Identify the lines holding "this" and copy them.
>> START Records
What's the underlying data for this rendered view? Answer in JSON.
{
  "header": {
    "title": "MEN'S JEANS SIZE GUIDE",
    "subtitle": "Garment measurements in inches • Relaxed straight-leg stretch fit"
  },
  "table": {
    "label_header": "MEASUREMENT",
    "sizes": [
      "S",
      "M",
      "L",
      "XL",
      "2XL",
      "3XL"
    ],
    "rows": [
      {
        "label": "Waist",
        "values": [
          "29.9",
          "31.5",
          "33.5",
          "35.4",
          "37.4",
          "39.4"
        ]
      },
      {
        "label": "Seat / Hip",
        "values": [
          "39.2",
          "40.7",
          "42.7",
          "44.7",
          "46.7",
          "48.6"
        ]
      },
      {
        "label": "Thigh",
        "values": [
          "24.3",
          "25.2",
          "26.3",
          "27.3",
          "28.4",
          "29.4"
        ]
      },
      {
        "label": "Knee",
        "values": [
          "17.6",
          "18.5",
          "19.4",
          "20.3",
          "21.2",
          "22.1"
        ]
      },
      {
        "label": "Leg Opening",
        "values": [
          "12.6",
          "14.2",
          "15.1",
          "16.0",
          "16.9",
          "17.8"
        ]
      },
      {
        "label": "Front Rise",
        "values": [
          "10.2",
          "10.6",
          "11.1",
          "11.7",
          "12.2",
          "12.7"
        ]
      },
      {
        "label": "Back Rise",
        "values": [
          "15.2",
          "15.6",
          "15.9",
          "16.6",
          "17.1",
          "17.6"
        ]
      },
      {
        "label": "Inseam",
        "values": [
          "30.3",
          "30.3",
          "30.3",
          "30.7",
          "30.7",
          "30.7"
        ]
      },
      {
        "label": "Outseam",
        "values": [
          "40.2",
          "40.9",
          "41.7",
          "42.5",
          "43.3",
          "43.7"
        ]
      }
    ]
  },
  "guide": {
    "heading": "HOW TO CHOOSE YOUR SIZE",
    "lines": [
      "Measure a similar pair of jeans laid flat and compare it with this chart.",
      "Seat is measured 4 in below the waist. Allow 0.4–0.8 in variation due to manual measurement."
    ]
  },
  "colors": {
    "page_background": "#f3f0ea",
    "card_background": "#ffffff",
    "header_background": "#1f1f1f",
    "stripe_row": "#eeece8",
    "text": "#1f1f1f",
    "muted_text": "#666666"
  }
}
>> END Records
>> START Records
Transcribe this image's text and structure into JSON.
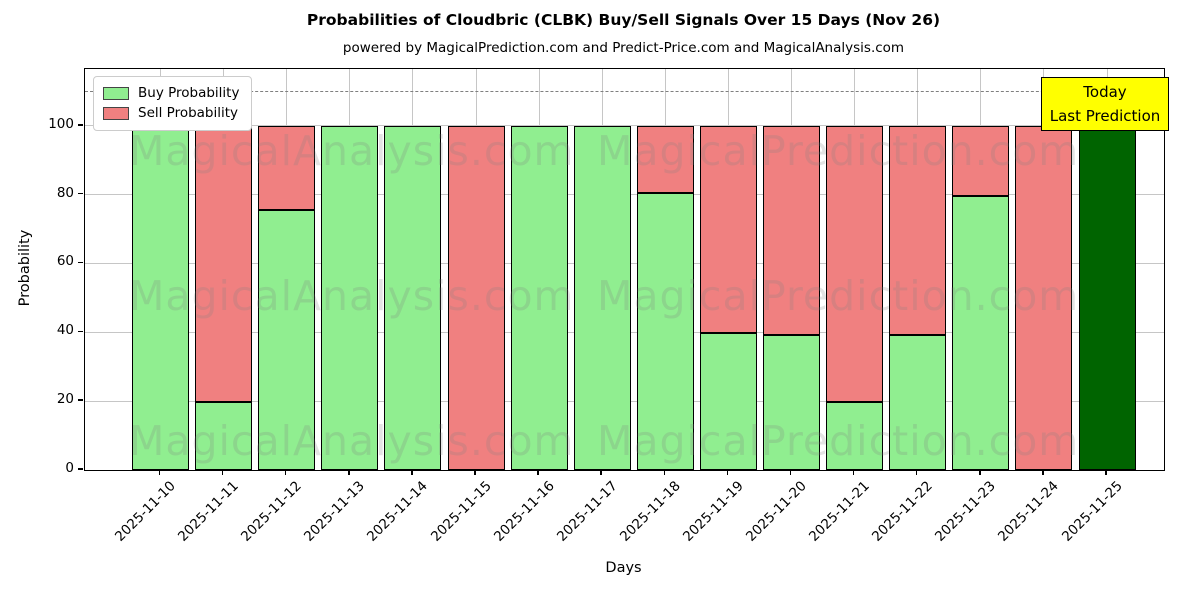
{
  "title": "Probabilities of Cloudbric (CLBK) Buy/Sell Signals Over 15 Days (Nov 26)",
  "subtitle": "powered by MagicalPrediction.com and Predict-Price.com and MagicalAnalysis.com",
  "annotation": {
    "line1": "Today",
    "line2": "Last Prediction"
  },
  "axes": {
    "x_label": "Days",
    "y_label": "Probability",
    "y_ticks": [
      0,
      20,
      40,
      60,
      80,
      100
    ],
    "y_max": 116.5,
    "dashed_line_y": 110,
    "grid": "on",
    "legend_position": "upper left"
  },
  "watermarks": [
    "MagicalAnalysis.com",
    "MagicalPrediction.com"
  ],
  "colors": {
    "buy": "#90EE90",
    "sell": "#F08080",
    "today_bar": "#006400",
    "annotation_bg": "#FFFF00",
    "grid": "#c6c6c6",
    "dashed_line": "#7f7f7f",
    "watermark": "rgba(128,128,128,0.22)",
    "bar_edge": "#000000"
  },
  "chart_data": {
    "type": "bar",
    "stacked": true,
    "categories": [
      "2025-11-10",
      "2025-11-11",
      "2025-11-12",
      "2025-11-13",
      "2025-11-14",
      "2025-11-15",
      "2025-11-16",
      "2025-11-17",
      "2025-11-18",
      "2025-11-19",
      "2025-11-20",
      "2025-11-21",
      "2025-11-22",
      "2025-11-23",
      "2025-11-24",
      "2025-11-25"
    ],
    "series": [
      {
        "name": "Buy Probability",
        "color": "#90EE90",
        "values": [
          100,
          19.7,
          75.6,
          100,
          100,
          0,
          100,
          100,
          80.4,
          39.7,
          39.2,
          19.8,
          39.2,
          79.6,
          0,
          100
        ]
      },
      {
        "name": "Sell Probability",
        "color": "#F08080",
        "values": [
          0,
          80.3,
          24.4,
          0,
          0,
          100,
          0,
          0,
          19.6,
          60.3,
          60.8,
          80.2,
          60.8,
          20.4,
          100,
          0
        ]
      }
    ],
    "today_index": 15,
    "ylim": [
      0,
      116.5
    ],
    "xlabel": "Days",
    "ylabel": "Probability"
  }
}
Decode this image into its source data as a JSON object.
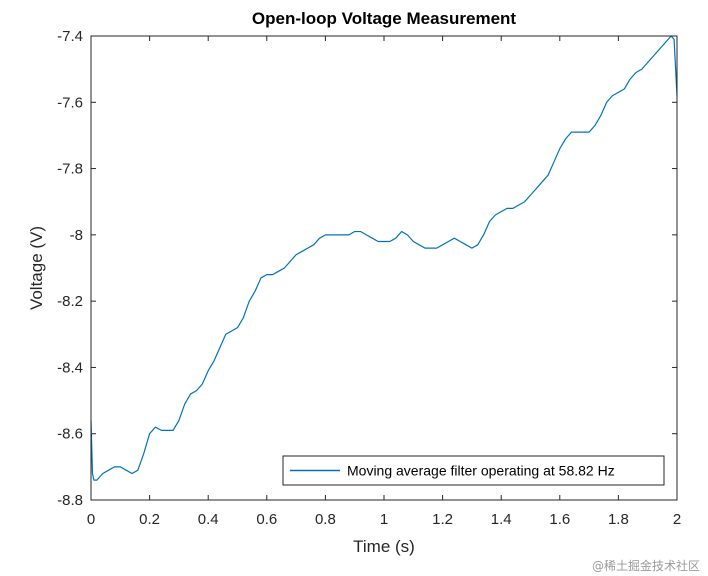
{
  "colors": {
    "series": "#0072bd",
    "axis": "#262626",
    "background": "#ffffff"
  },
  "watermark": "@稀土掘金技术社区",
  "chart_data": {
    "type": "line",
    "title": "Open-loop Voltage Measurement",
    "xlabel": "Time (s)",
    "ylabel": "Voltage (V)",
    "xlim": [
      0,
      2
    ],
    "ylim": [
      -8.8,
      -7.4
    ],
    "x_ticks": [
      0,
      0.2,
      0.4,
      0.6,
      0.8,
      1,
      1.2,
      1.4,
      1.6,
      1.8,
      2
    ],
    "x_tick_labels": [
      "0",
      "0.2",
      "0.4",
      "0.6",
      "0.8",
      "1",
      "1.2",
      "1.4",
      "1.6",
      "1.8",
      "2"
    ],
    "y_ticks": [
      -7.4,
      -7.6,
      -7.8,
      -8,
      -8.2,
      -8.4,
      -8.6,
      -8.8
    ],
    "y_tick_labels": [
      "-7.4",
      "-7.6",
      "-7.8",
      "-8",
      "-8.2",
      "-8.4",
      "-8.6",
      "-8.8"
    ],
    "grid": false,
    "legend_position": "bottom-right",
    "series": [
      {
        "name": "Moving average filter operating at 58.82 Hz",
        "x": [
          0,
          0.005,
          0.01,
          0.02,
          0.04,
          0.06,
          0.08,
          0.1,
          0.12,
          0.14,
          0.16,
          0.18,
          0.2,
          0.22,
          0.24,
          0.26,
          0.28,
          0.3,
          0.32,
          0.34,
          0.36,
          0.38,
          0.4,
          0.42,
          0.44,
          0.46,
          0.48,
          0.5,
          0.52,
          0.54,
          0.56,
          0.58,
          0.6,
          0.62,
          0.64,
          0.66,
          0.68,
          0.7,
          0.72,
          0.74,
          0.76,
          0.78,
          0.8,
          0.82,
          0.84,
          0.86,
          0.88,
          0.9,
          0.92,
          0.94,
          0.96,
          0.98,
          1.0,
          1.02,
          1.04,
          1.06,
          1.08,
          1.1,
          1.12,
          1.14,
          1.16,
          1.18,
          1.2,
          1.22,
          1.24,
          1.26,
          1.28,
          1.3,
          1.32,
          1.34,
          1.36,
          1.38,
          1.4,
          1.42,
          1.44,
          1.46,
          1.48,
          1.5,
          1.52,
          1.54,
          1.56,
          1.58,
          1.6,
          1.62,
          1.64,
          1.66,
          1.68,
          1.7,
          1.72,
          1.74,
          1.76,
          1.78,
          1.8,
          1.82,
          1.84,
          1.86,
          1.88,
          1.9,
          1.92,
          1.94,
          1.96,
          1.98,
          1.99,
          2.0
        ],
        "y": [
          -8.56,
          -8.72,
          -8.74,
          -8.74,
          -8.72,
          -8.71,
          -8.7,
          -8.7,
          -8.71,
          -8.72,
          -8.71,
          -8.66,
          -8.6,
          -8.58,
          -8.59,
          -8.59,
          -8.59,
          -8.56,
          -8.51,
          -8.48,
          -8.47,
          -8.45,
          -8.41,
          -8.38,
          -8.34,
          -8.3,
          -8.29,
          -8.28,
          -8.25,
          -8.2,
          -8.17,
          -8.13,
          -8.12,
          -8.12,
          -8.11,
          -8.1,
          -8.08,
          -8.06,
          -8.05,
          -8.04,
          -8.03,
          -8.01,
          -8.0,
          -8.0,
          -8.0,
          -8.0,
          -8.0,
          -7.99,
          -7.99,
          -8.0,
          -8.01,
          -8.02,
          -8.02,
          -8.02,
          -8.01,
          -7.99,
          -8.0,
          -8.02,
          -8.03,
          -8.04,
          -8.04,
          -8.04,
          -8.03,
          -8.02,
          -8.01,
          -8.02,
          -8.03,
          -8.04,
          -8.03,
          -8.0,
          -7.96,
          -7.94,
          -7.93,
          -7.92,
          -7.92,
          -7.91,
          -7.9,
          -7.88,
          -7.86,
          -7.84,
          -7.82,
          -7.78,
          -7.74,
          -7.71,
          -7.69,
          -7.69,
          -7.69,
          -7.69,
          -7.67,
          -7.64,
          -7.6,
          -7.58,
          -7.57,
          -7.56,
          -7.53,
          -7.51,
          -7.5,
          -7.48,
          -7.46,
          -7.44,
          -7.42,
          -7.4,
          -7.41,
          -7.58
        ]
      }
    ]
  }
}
>> END Records
- In response
What's the underlying data for this rendered view? Answer in JSON.
      "Measure a similar pair of jeans laid flat and compare it with this chart.",
Transcribe this image's text and structure into JSON.
Decode this image into its source data as a JSON object.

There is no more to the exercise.